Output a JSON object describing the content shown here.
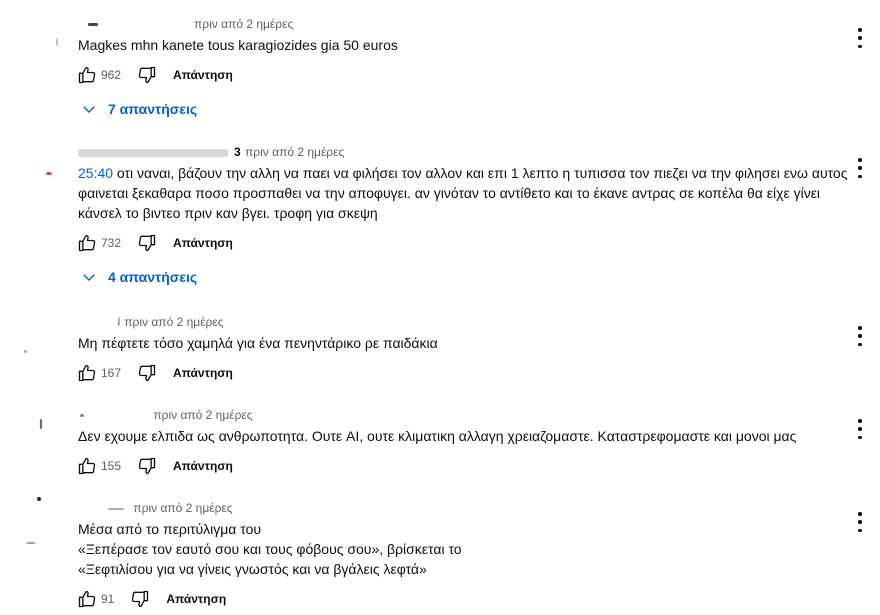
{
  "comments": [
    {
      "time": "πριν από 2 ημέρες",
      "text": "Magkes mhn kanete tous karagiozides gia 50 euros",
      "likes": "962",
      "reply_label": "Απάντηση",
      "replies_label": "7 απαντήσεις"
    },
    {
      "author_partial": "3",
      "time": "πριν από 2 ημέρες",
      "timestamp_link": "25:40",
      "text": " οτι ναναι, βάζουν την αλλη να παει να φιλήσει τον αλλον και επι 1 λεπτο η τυπισσα τον πιεζει να την φιλησει ενω αυτος φαινεται ξεκαθαρα ποσο προσπαθει να την αποφυγει. αν γινόταν το αντίθετο και το έκανε αντρας σε κοπέλα θα είχε γίνει κάνσελ το βιντεο πριν καν βγει. τροφη για σκεψη",
      "likes": "732",
      "reply_label": "Απάντηση",
      "replies_label": "4 απαντήσεις"
    },
    {
      "time": "πριν από 2 ημέρες",
      "text": "Μη πέφτετε τόσο χαμηλά για ένα πενηντάρικο ρε παιδάκια",
      "likes": "167",
      "reply_label": "Απάντηση"
    },
    {
      "time": "πριν από 2 ημέρες",
      "text": "Δεν εχουμε ελπιδα ως ανθρωποτητα. Ουτε AI, ουτε κλιματικη αλλαγη χρειαζομαστε. Καταστρεφομαστε και μονοι μας",
      "likes": "155",
      "reply_label": "Απάντηση"
    },
    {
      "time": "πριν από 2 ημέρες",
      "lines": [
        "Μέσα από το περιτύλιγμα του",
        "«Ξεπέρασε τον εαυτό σου και τους φόβους σου», βρίσκεται το",
        "«Ξεφτιλίσου για να γίνεις γνωστός και να βγάλεις λεφτά»"
      ],
      "likes": "91",
      "reply_label": "Απάντηση"
    }
  ]
}
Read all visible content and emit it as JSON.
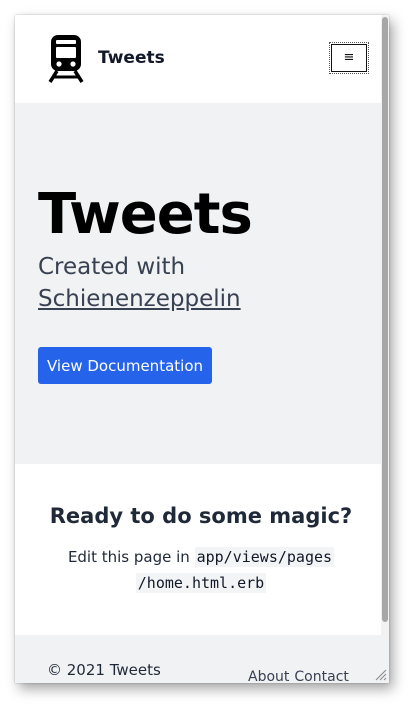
{
  "navbar": {
    "brand": "Tweets",
    "logo_icon": "train-icon",
    "menu_icon": "≡"
  },
  "hero": {
    "title": "Tweets",
    "subtitle_prefix": "Created with",
    "subtitle_link": "Schienenzeppelin",
    "button_label": "View Documentation"
  },
  "magic": {
    "heading": "Ready to do some magic?",
    "text_prefix": "Edit this page in",
    "code_line1": "app/views/pages",
    "code_line2": "/home.html.erb"
  },
  "footer": {
    "copyright": "© 2021 Tweets",
    "links": [
      "About",
      "Contact"
    ]
  },
  "colors": {
    "accent": "#2563eb",
    "hero_bg": "#f1f2f4",
    "text_dark": "#1f2937"
  }
}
^^^^^^^^^^^^^^^^
Problem requirements: Your task is to set down exactly the lines that run from the line holding "Read all visible content and emit it as JSON." through the close of the entries, including both ends. Pictures stay out.

Correct answer:
Read all visible content and emit it as JSON.
{
  "navbar": {
    "brand": "Tweets",
    "logo_icon": "train-icon",
    "menu_icon": "≡"
  },
  "hero": {
    "title": "Tweets",
    "subtitle_prefix": "Created with",
    "subtitle_link": "Schienenzeppelin",
    "button_label": "View Documentation"
  },
  "magic": {
    "heading": "Ready to do some magic?",
    "text_prefix": "Edit this page in",
    "code_line1": "app/views/pages",
    "code_line2": "/home.html.erb"
  },
  "footer": {
    "copyright": "© 2021 Tweets",
    "links": [
      "About",
      "Contact"
    ]
  },
  "colors": {
    "accent": "#2563eb",
    "hero_bg": "#f1f2f4",
    "text_dark": "#1f2937"
  }
}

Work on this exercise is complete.